TASK DESCRIPTION >> Reproduce every entry that follows word for word, but omit the images.

>> start AVAILABLE DATA

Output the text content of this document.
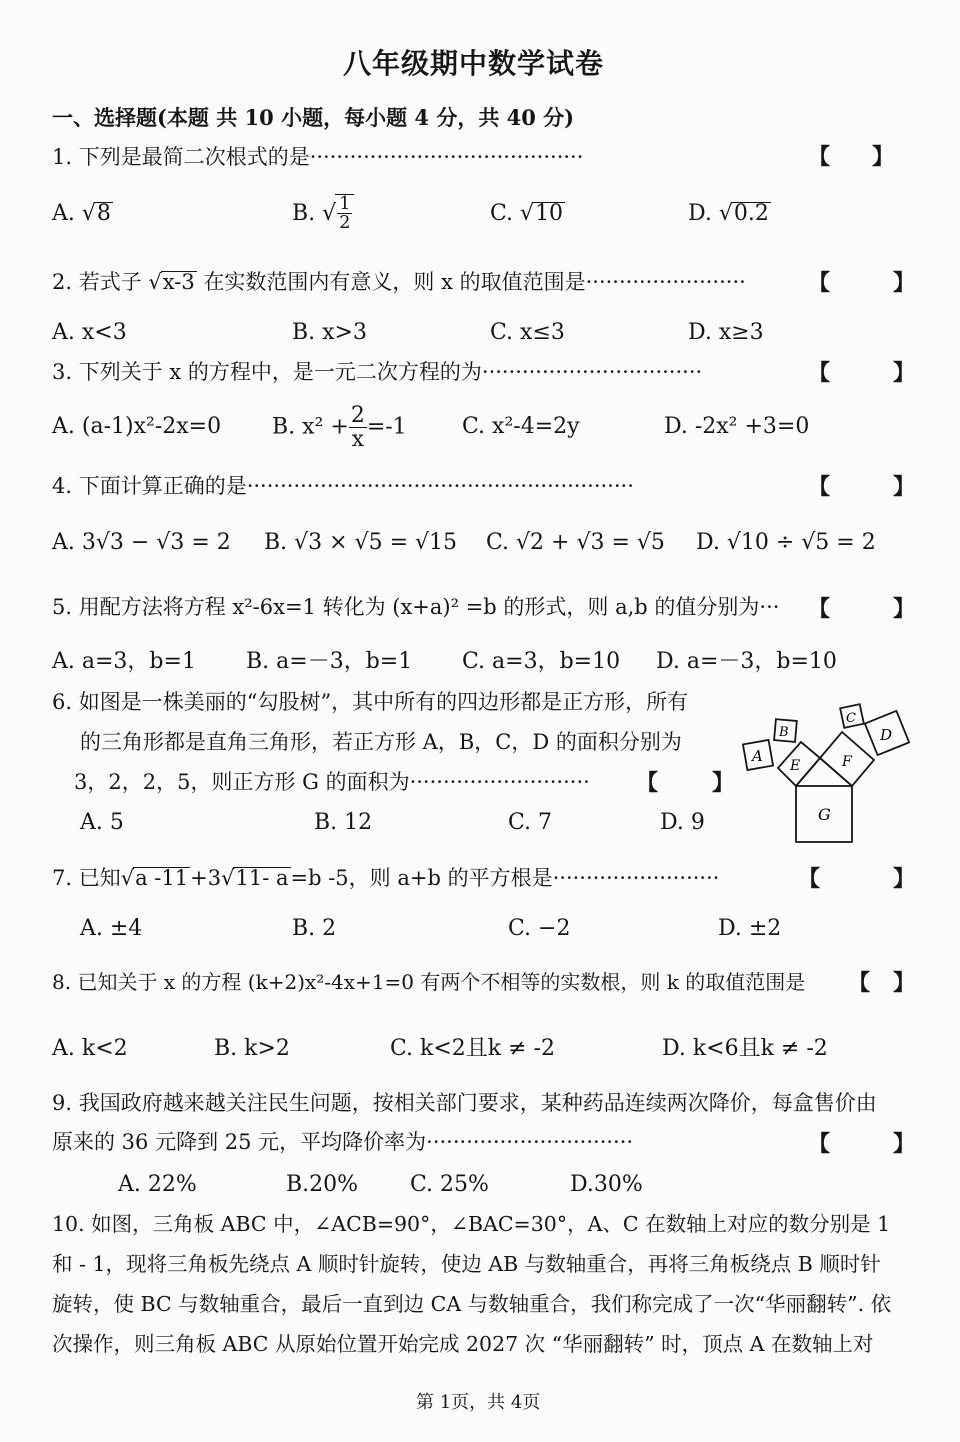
八年级期中数学试卷
一、选择题(本题 共 10 小题，每小题 4 分，共 40 分)
1. 下列是最简二次根式的是·········································	【 】
A. √8	B. √ $\frac{1}{2}$	C. √10	D. √0.2
2. 若式子 √x-3 在实数范围内有意义，则 x 的取值范围是························	【	】
A. x<3	B. x>3	C. x≤3	D. x≥3
3. 下列关于 x 的方程中，是一元二次方程的为·································	【	】
A. (a-1)x²-2x=0 B. $x^2 + \frac{2}{x} =-1$	C. x²-4=2y	D. -2x² +3=0
4. 下面计算正确的是··························································	【	】
A. 3√3 − √3 = 2 B. √3 × √5 = √15 C. √2 + √3 = √5 D. √10 ÷ √5 = 2
5. 用配方法将方程 x²-6x=1 转化为 (x+a)² =b 的形式，则 a,b 的值分别为··· 【	】
A. a=3，b=1 B. a=－3，b=1 C. a=3，b=10 D. a=－3，b=10
6. 如图是一株美丽的“勾股树”，其中所有的四边形都是正方形，所有
的三角形都是直角三角形，若正方形 A，B，C，D 的面积分别为
3，2，2，5，则正方形 G 的面积为··························· 【 】
A. 5	B. 12	C. 7	D. 9
A
B
C
D
E	F
G
7. 已知√a -11+3√11- a=b -5，则 a+b 的平方根是·························	【	】
A. ±4	B. 2	C. −2	D. ±2
8. 已知关于 x 的方程 (k+2)x²-4x+1=0 有两个不相等的实数根，则 k 的取值范围是 【 】
A. k<2	B. k>2	C. k<2且k ≠ -2	D. k<6且k ≠ -2
9. 我国政府越来越关注民生问题，按相关部门要求，某种药品连续两次降价，每盒售价由
原来的 36 元降到 25 元，平均降价率为·······························	【	】
A. 22%	B.20% C. 25%	D.30%
10. 如图，三角板 ABC 中，∠ACB=90°，∠BAC=30°，A、C 在数轴上对应的数分别是 1
和 - 1，现将三角板先绕点 A 顺时针旋转，使边 AB 与数轴重合，再将三角板绕点 B 顺时针
旋转，使 BC 与数轴重合，最后一直到边 CA 与数轴重合，我们称完成了一次“华丽翻转”. 依
次操作，则三角板 ABC 从原始位置开始完成 2027 次 “华丽翻转” 时，顶点 A 在数轴上对
第 1页，共 4页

>> end AVAILABLE DATA

TASK OUTPUT >>
Output the text content of this document.
八年级期中数学试卷
一、选择题(本题 共 10 小题，每小题 4 分，共 40 分)
1. 下列是最简二次根式的是·········································	【 】
A. √8	B. √ $\frac{1}{2}$	C. √10	D. √0.2
2. 若式子 √x-3 在实数范围内有意义，则 x 的取值范围是························	【	】
A. x<3	B. x>3	C. x≤3	D. x≥3
3. 下列关于 x 的方程中，是一元二次方程的为·································	【	】
A. (a-1)x²-2x=0 B. $x^2 + \frac{2}{x} =-1$	C. x²-4=2y	D. -2x² +3=0
4. 下面计算正确的是··························································	【	】
A. 3√3 − √3 = 2 B. √3 × √5 = √15 C. √2 + √3 = √5 D. √10 ÷ √5 = 2
5. 用配方法将方程 x²-6x=1 转化为 (x+a)² =b 的形式，则 a,b 的值分别为··· 【	】
A. a=3，b=1 B. a=－3，b=1 C. a=3，b=10 D. a=－3，b=10
6. 如图是一株美丽的“勾股树”，其中所有的四边形都是正方形，所有
的三角形都是直角三角形，若正方形 A，B，C，D 的面积分别为
3，2，2，5，则正方形 G 的面积为··························· 【 】
A. 5	B. 12	C. 7	D. 9
A
B
C
D
E	F
G
7. 已知√a -11+3√11- a=b -5，则 a+b 的平方根是·························	【	】
A. ±4	B. 2	C. −2	D. ±2
8. 已知关于 x 的方程 (k+2)x²-4x+1=0 有两个不相等的实数根，则 k 的取值范围是 【 】
A. k<2	B. k>2	C. k<2且k ≠ -2	D. k<6且k ≠ -2
9. 我国政府越来越关注民生问题，按相关部门要求，某种药品连续两次降价，每盒售价由
原来的 36 元降到 25 元，平均降价率为·······························	【	】
A. 22%	B.20% C. 25%	D.30%
10. 如图，三角板 ABC 中，∠ACB=90°，∠BAC=30°，A、C 在数轴上对应的数分别是 1
和 - 1，现将三角板先绕点 A 顺时针旋转，使边 AB 与数轴重合，再将三角板绕点 B 顺时针
旋转，使 BC 与数轴重合，最后一直到边 CA 与数轴重合，我们称完成了一次“华丽翻转”. 依
次操作，则三角板 ABC 从原始位置开始完成 2027 次 “华丽翻转” 时，顶点 A 在数轴上对
第 1页，共 4页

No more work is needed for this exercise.